- [Written task] Each record below should be output verbatim, without pictures.
== Entries ==
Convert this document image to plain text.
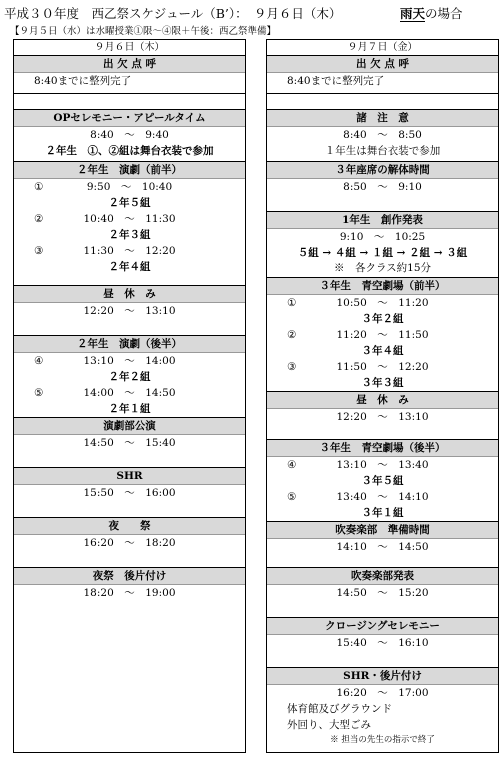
平成３０年度　西乙祭スケジュール（B’）：　９月６日（木）	雨天の場合
【９月５日（水）は水曜授業①限～④限＋午後：西乙祭準備】
９月６日（木）
出 欠 点 呼
8:40までに整列完了
OPセレモニー・アピールタイム
8:40　～　9:40
２年生　①、②組は舞台衣装で参加
２年生　演劇（前半）
①	9:50　～　10:40
２年５組
②	10:40　～　11:30
２年３組
③	11:30　～　12:20
２年４組
昼　休　み
12:20　～　13:10
２年生　演劇（後半）
④	13:10　～　14:00
２年２組
⑤	14:00　～　14:50
２年１組
演劇部公演
14:50　～　15:40
SHR
15:50　～　16:00
夜　　祭
16:20　～　18:20
夜祭　後片付け
18:20　～　19:00
９月７日（金）
出 欠 点 呼
8:40までに整列完了
諸　注　意
8:40　～　8:50
１年生は舞台衣装で参加
３年座席の解体時間
8:50　～　9:10
1年生　創作発表
9:10　～　10:25
５組 → ４組 → １組 → ２組 → ３組
※　各クラス約15分
３年生　青空劇場（前半）
①	10:50　～　11:20
３年２組
②	11:20　～　11:50
３年４組
③	11:50　～　12:20
３年３組
昼　休　み
12:20　～　13:10
３年生　青空劇場（後半）
④	13:10　～　13:40
３年５組
⑤	13:40　～　14:10
３年１組
吹奏楽部　準備時間
14:10　～　14:50
吹奏楽部発表
14:50　～　15:20
クロージングセレモニー
15:40　～　16:10
SHR・後片付け
16:20　～　17:00
体育館及びグラウンド
外回り、大型ごみ
※ 担当の先生の指示で終了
===
- [Complete answer]
Convert this document image to plain text.
平成３０年度　西乙祭スケジュール（B’）：　９月６日（木）	雨天の場合
【９月５日（水）は水曜授業①限～④限＋午後：西乙祭準備】
９月６日（木）
出 欠 点 呼
8:40までに整列完了
OPセレモニー・アピールタイム
8:40　～　9:40
２年生　①、②組は舞台衣装で参加
２年生　演劇（前半）
①	9:50　～　10:40
２年５組
②	10:40　～　11:30
２年３組
③	11:30　～　12:20
２年４組
昼　休　み
12:20　～　13:10
２年生　演劇（後半）
④	13:10　～　14:00
２年２組
⑤	14:00　～　14:50
２年１組
演劇部公演
14:50　～　15:40
SHR
15:50　～　16:00
夜　　祭
16:20　～　18:20
夜祭　後片付け
18:20　～　19:00
９月７日（金）
出 欠 点 呼
8:40までに整列完了
諸　注　意
8:40　～　8:50
１年生は舞台衣装で参加
３年座席の解体時間
8:50　～　9:10
1年生　創作発表
9:10　～　10:25
５組 → ４組 → １組 → ２組 → ３組
※　各クラス約15分
３年生　青空劇場（前半）
①	10:50　～　11:20
３年２組
②	11:20　～　11:50
３年４組
③	11:50　～　12:20
３年３組
昼　休　み
12:20　～　13:10
３年生　青空劇場（後半）
④	13:10　～　13:40
３年５組
⑤	13:40　～　14:10
３年１組
吹奏楽部　準備時間
14:10　～　14:50
吹奏楽部発表
14:50　～　15:20
クロージングセレモニー
15:40　～　16:10
SHR・後片付け
16:20　～　17:00
体育館及びグラウンド
外回り、大型ごみ
※ 担当の先生の指示で終了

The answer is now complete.